== SUPPLIED DATA
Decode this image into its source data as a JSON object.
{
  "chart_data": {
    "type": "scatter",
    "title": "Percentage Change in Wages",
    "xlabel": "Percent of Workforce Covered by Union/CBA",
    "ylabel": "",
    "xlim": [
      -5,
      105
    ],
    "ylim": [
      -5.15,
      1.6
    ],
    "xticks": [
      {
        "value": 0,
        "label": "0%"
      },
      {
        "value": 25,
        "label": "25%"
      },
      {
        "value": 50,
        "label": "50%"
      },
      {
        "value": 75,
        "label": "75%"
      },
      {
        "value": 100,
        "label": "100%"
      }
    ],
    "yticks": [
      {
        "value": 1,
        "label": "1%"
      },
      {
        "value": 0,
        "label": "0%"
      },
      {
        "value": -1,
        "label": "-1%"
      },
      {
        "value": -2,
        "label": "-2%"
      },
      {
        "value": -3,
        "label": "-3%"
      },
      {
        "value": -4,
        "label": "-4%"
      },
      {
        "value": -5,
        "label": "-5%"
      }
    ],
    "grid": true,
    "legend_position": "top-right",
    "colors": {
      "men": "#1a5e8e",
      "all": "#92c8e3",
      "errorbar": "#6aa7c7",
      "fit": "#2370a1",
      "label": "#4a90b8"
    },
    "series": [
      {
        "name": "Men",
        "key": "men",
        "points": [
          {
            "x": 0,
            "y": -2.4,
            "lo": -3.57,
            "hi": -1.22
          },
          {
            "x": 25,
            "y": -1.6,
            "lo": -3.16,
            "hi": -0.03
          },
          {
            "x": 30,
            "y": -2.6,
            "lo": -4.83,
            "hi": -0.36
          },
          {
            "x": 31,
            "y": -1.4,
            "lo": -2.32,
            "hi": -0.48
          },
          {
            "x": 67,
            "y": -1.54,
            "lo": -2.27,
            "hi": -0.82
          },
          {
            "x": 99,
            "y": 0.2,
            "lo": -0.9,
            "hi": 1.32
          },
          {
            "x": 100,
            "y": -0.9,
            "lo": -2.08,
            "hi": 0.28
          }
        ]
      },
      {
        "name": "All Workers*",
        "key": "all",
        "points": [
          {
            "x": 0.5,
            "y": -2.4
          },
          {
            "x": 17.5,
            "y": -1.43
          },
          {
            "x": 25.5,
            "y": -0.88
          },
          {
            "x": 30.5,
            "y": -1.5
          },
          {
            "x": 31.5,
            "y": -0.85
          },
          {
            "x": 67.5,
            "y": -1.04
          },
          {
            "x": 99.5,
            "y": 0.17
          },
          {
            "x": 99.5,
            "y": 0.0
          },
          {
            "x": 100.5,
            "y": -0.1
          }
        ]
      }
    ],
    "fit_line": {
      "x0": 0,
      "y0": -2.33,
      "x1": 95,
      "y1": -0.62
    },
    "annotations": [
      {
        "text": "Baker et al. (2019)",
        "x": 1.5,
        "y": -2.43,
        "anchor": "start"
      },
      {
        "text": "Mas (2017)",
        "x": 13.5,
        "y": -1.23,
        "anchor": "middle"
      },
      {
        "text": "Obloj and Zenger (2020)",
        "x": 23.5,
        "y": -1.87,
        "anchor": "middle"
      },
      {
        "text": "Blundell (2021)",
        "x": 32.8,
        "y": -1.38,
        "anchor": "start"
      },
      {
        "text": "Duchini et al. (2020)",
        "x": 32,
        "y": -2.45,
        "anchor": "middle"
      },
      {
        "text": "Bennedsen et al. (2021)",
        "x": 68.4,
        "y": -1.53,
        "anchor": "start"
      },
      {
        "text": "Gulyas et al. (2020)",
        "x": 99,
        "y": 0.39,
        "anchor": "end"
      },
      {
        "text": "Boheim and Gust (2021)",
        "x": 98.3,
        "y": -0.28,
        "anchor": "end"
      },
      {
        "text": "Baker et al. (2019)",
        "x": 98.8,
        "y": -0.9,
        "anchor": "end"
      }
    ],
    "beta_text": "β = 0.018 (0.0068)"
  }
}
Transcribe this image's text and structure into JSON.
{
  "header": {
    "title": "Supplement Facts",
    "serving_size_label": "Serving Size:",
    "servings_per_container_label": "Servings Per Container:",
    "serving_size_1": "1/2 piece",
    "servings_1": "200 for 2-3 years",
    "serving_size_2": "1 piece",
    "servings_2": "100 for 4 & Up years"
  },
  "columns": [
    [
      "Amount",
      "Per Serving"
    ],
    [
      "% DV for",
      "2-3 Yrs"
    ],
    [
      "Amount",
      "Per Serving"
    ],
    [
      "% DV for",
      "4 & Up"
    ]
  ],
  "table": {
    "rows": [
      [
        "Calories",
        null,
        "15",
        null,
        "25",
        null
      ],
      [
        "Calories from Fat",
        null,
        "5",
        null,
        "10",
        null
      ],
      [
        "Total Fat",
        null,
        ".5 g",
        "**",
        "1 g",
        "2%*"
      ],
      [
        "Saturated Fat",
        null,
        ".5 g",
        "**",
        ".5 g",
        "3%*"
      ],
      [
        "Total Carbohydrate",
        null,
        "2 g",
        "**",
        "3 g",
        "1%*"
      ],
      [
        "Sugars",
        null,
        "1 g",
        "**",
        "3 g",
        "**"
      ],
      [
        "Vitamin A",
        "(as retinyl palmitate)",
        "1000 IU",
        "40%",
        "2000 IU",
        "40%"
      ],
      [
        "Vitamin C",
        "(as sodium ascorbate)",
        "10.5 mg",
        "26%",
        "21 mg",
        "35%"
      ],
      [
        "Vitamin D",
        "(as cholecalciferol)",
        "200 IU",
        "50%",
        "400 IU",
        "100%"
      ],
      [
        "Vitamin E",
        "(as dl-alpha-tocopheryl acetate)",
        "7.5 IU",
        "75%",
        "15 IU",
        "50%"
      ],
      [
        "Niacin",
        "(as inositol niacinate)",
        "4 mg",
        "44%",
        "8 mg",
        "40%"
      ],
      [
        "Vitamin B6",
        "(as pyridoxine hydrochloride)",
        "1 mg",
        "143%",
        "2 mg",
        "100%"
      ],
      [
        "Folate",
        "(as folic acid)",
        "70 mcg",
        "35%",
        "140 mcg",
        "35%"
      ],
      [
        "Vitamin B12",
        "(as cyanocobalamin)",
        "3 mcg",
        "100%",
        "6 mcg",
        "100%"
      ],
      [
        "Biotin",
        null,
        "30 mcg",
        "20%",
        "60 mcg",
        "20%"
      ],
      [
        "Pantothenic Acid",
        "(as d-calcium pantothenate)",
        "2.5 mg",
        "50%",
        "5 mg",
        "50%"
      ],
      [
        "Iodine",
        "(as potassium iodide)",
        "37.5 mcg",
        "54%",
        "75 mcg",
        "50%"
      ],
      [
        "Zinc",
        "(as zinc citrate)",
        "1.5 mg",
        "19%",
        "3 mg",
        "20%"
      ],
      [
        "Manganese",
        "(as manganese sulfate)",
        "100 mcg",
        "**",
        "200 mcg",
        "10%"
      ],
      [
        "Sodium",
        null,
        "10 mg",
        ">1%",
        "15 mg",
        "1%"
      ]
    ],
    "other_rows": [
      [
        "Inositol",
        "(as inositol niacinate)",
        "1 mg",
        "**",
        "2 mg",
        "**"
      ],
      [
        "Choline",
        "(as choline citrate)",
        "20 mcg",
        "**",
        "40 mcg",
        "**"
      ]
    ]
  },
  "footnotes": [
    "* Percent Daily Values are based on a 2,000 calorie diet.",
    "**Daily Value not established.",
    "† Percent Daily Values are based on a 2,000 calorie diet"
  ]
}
====
> _DO THIS_
Reproduce every entry shown above, precisely as it stands.

> _RESULT BELOW_
Decode this image into its source data as a JSON object.
{
  "chart_data": {
    "type": "scatter",
    "title": "Percentage Change in Wages",
    "xlabel": "Percent of Workforce Covered by Union/CBA",
    "ylabel": "",
    "xlim": [
      -5,
      105
    ],
    "ylim": [
      -5.15,
      1.6
    ],
    "xticks": [
      {
        "value": 0,
        "label": "0%"
      },
      {
        "value": 25,
        "label": "25%"
      },
      {
        "value": 50,
        "label": "50%"
      },
      {
        "value": 75,
        "label": "75%"
      },
      {
        "value": 100,
        "label": "100%"
      }
    ],
    "yticks": [
      {
        "value": 1,
        "label": "1%"
      },
      {
        "value": 0,
        "label": "0%"
      },
      {
        "value": -1,
        "label": "-1%"
      },
      {
        "value": -2,
        "label": "-2%"
      },
      {
        "value": -3,
        "label": "-3%"
      },
      {
        "value": -4,
        "label": "-4%"
      },
      {
        "value": -5,
        "label": "-5%"
      }
    ],
    "grid": true,
    "legend_position": "top-right",
    "colors": {
      "men": "#1a5e8e",
      "all": "#92c8e3",
      "errorbar": "#6aa7c7",
      "fit": "#2370a1",
      "label": "#4a90b8"
    },
    "series": [
      {
        "name": "Men",
        "key": "men",
        "points": [
          {
            "x": 0,
            "y": -2.4,
            "lo": -3.57,
            "hi": -1.22
          },
          {
            "x": 25,
            "y": -1.6,
            "lo": -3.16,
            "hi": -0.03
          },
          {
            "x": 30,
            "y": -2.6,
            "lo": -4.83,
            "hi": -0.36
          },
          {
            "x": 31,
            "y": -1.4,
            "lo": -2.32,
            "hi": -0.48
          },
          {
            "x": 67,
            "y": -1.54,
            "lo": -2.27,
            "hi": -0.82
          },
          {
            "x": 99,
            "y": 0.2,
            "lo": -0.9,
            "hi": 1.32
          },
          {
            "x": 100,
            "y": -0.9,
            "lo": -2.08,
            "hi": 0.28
          }
        ]
      },
      {
        "name": "All Workers*",
        "key": "all",
        "points": [
          {
            "x": 0.5,
            "y": -2.4
          },
          {
            "x": 17.5,
            "y": -1.43
          },
          {
            "x": 25.5,
            "y": -0.88
          },
          {
            "x": 30.5,
            "y": -1.5
          },
          {
            "x": 31.5,
            "y": -0.85
          },
          {
            "x": 67.5,
            "y": -1.04
          },
          {
            "x": 99.5,
            "y": 0.17
          },
          {
            "x": 99.5,
            "y": 0.0
          },
          {
            "x": 100.5,
            "y": -0.1
          }
        ]
      }
    ],
    "fit_line": {
      "x0": 0,
      "y0": -2.33,
      "x1": 95,
      "y1": -0.62
    },
    "annotations": [
      {
        "text": "Baker et al. (2019)",
        "x": 1.5,
        "y": -2.43,
        "anchor": "start"
      },
      {
        "text": "Mas (2017)",
        "x": 13.5,
        "y": -1.23,
        "anchor": "middle"
      },
      {
        "text": "Obloj and Zenger (2020)",
        "x": 23.5,
        "y": -1.87,
        "anchor": "middle"
      },
      {
        "text": "Blundell (2021)",
        "x": 32.8,
        "y": -1.38,
        "anchor": "start"
      },
      {
        "text": "Duchini et al. (2020)",
        "x": 32,
        "y": -2.45,
        "anchor": "middle"
      },
      {
        "text": "Bennedsen et al. (2021)",
        "x": 68.4,
        "y": -1.53,
        "anchor": "start"
      },
      {
        "text": "Gulyas et al. (2020)",
        "x": 99,
        "y": 0.39,
        "anchor": "end"
      },
      {
        "text": "Boheim and Gust (2021)",
        "x": 98.3,
        "y": -0.28,
        "anchor": "end"
      },
      {
        "text": "Baker et al. (2019)",
        "x": 98.8,
        "y": -0.9,
        "anchor": "end"
      }
    ],
    "beta_text": "β = 0.018 (0.0068)"
  }
}
Transcribe this image's text and structure into JSON.
{
  "header": {
    "title": "Supplement Facts",
    "serving_size_label": "Serving Size:",
    "servings_per_container_label": "Servings Per Container:",
    "serving_size_1": "1/2 piece",
    "servings_1": "200 for 2-3 years",
    "serving_size_2": "1 piece",
    "servings_2": "100 for 4 & Up years"
  },
  "columns": [
    [
      "Amount",
      "Per Serving"
    ],
    [
      "% DV for",
      "2-3 Yrs"
    ],
    [
      "Amount",
      "Per Serving"
    ],
    [
      "% DV for",
      "4 & Up"
    ]
  ],
  "table": {
    "rows": [
      [
        "Calories",
        null,
        "15",
        null,
        "25",
        null
      ],
      [
        "Calories from Fat",
        null,
        "5",
        null,
        "10",
        null
      ],
      [
        "Total Fat",
        null,
        ".5 g",
        "**",
        "1 g",
        "2%*"
      ],
      [
        "Saturated Fat",
        null,
        ".5 g",
        "**",
        ".5 g",
        "3%*"
      ],
      [
        "Total Carbohydrate",
        null,
        "2 g",
        "**",
        "3 g",
        "1%*"
      ],
      [
        "Sugars",
        null,
        "1 g",
        "**",
        "3 g",
        "**"
      ],
      [
        "Vitamin A",
        "(as retinyl palmitate)",
        "1000 IU",
        "40%",
        "2000 IU",
        "40%"
      ],
      [
        "Vitamin C",
        "(as sodium ascorbate)",
        "10.5 mg",
        "26%",
        "21 mg",
        "35%"
      ],
      [
        "Vitamin D",
        "(as cholecalciferol)",
        "200 IU",
        "50%",
        "400 IU",
        "100%"
      ],
      [
        "Vitamin E",
        "(as dl-alpha-tocopheryl acetate)",
        "7.5 IU",
        "75%",
        "15 IU",
        "50%"
      ],
      [
        "Niacin",
        "(as inositol niacinate)",
        "4 mg",
        "44%",
        "8 mg",
        "40%"
      ],
      [
        "Vitamin B6",
        "(as pyridoxine hydrochloride)",
        "1 mg",
        "143%",
        "2 mg",
        "100%"
      ],
      [
        "Folate",
        "(as folic acid)",
        "70 mcg",
        "35%",
        "140 mcg",
        "35%"
      ],
      [
        "Vitamin B12",
        "(as cyanocobalamin)",
        "3 mcg",
        "100%",
        "6 mcg",
        "100%"
      ],
      [
        "Biotin",
        null,
        "30 mcg",
        "20%",
        "60 mcg",
        "20%"
      ],
      [
        "Pantothenic Acid",
        "(as d-calcium pantothenate)",
        "2.5 mg",
        "50%",
        "5 mg",
        "50%"
      ],
      [
        "Iodine",
        "(as potassium iodide)",
        "37.5 mcg",
        "54%",
        "75 mcg",
        "50%"
      ],
      [
        "Zinc",
        "(as zinc citrate)",
        "1.5 mg",
        "19%",
        "3 mg",
        "20%"
      ],
      [
        "Manganese",
        "(as manganese sulfate)",
        "100 mcg",
        "**",
        "200 mcg",
        "10%"
      ],
      [
        "Sodium",
        null,
        "10 mg",
        ">1%",
        "15 mg",
        "1%"
      ]
    ],
    "other_rows": [
      [
        "Inositol",
        "(as inositol niacinate)",
        "1 mg",
        "**",
        "2 mg",
        "**"
      ],
      [
        "Choline",
        "(as choline citrate)",
        "20 mcg",
        "**",
        "40 mcg",
        "**"
      ]
    ]
  },
  "footnotes": [
    "* Percent Daily Values are based on a 2,000 calorie diet.",
    "**Daily Value not established.",
    "† Percent Daily Values are based on a 2,000 calorie diet"
  ]
}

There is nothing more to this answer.